→ **WHAT TO DO**: Your task is to copy each line that has the word "samperin".

→ **EXERCISE MATERIALS**:
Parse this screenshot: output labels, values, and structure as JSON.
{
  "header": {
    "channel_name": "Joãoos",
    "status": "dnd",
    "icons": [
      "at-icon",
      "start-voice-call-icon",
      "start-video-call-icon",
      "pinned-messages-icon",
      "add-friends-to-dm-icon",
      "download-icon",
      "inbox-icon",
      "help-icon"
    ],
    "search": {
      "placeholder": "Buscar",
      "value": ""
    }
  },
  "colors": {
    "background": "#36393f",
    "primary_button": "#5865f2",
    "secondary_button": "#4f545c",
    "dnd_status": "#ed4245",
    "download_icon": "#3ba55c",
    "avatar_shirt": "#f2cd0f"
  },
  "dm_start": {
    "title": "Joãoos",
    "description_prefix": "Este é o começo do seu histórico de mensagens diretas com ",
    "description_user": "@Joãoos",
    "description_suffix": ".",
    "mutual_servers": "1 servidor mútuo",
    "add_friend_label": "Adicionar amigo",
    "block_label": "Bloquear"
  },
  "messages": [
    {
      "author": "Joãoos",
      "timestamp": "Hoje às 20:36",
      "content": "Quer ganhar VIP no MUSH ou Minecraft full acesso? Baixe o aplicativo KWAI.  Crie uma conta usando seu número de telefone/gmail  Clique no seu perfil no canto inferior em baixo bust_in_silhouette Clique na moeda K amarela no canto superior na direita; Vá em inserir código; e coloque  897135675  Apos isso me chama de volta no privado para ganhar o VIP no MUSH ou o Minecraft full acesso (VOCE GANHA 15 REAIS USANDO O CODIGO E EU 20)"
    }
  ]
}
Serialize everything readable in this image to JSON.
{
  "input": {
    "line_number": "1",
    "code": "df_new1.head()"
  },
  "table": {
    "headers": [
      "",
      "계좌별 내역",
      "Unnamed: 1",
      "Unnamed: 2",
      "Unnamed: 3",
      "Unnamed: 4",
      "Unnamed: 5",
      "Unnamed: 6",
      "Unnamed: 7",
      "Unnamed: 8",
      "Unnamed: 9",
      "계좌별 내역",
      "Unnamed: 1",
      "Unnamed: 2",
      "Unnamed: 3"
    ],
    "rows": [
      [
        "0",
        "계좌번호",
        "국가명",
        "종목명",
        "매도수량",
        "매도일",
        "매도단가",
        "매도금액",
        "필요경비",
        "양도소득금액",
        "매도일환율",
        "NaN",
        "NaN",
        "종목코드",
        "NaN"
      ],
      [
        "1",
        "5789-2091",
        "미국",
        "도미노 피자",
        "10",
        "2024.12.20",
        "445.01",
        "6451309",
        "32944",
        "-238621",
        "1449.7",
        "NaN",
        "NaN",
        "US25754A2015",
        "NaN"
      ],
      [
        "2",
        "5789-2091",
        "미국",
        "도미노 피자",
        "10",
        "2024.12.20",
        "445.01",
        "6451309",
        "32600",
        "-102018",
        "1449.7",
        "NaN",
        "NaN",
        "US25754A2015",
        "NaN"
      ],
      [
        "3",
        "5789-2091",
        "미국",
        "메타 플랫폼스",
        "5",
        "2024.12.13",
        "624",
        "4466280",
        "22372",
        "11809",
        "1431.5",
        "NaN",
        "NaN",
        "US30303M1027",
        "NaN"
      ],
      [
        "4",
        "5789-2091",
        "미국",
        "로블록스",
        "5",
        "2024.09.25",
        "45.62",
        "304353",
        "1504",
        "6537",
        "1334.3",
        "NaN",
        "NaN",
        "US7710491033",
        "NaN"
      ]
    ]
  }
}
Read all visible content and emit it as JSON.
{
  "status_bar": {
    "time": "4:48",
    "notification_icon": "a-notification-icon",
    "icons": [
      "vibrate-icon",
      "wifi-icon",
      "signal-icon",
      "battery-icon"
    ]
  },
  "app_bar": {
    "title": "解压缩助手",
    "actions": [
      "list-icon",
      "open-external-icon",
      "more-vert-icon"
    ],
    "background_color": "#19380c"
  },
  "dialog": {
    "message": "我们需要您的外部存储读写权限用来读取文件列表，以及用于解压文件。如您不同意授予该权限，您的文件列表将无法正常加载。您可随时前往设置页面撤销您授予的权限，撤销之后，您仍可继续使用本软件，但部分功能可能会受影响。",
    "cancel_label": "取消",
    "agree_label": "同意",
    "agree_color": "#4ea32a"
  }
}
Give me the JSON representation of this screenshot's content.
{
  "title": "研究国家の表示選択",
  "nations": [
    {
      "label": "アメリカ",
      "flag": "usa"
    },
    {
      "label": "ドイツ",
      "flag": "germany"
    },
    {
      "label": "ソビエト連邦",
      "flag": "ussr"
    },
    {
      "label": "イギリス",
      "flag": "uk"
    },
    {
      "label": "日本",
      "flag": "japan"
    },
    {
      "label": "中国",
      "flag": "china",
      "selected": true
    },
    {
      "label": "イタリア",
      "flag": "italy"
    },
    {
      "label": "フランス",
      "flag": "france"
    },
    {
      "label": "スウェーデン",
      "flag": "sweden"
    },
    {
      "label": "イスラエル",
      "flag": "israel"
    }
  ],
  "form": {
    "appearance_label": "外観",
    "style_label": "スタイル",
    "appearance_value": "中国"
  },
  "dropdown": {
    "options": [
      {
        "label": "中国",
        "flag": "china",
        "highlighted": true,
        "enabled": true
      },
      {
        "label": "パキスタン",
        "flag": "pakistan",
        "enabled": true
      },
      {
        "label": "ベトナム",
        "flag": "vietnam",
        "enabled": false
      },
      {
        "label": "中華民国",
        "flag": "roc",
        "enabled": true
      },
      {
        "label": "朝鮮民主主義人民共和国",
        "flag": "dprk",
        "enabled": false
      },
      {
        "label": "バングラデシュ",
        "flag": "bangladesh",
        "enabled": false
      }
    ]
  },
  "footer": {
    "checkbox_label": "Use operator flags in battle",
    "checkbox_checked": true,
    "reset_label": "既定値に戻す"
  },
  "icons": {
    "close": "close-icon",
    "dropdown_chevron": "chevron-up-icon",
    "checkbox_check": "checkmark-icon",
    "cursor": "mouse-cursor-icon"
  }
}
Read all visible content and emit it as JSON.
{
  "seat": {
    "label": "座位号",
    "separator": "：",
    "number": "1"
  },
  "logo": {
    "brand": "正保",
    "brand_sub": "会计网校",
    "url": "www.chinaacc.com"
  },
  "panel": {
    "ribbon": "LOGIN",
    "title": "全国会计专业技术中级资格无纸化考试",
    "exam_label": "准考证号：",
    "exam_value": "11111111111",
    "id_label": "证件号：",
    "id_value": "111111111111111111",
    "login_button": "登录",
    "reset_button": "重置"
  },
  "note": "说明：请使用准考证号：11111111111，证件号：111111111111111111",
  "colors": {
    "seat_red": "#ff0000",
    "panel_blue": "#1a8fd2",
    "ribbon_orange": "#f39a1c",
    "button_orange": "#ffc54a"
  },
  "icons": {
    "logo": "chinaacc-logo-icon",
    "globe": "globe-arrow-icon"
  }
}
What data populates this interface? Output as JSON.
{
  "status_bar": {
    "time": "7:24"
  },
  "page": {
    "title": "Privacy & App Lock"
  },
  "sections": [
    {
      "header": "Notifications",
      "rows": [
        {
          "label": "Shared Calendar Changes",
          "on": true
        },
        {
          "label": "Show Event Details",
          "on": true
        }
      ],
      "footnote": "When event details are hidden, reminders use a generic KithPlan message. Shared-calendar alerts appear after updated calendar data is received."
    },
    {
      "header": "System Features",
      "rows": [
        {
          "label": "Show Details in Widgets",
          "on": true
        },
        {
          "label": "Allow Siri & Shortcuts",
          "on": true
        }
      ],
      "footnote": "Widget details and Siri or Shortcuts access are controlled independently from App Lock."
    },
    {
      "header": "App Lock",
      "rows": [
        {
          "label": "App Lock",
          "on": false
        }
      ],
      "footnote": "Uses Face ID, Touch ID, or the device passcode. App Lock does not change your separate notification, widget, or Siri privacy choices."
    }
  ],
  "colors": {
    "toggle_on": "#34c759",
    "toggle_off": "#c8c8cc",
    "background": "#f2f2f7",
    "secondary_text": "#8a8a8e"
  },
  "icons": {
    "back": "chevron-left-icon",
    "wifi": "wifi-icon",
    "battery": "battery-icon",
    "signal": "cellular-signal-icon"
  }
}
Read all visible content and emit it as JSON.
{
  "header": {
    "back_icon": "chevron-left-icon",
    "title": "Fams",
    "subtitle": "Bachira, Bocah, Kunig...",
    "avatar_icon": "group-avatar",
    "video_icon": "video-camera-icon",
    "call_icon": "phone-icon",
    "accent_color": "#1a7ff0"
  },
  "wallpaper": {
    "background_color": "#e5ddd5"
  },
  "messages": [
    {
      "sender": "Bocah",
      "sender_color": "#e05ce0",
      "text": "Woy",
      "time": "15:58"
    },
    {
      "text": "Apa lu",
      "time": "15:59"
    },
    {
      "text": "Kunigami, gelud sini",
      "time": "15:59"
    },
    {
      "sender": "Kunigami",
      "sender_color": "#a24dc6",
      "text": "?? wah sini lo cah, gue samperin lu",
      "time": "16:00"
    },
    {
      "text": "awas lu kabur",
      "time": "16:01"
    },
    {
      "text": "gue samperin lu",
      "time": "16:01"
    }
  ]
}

→ **RESULT OF THIS EXERCISE**:
      "text": "?? wah sini lo cah, gue samperin lu",
      "text": "gue samperin lu",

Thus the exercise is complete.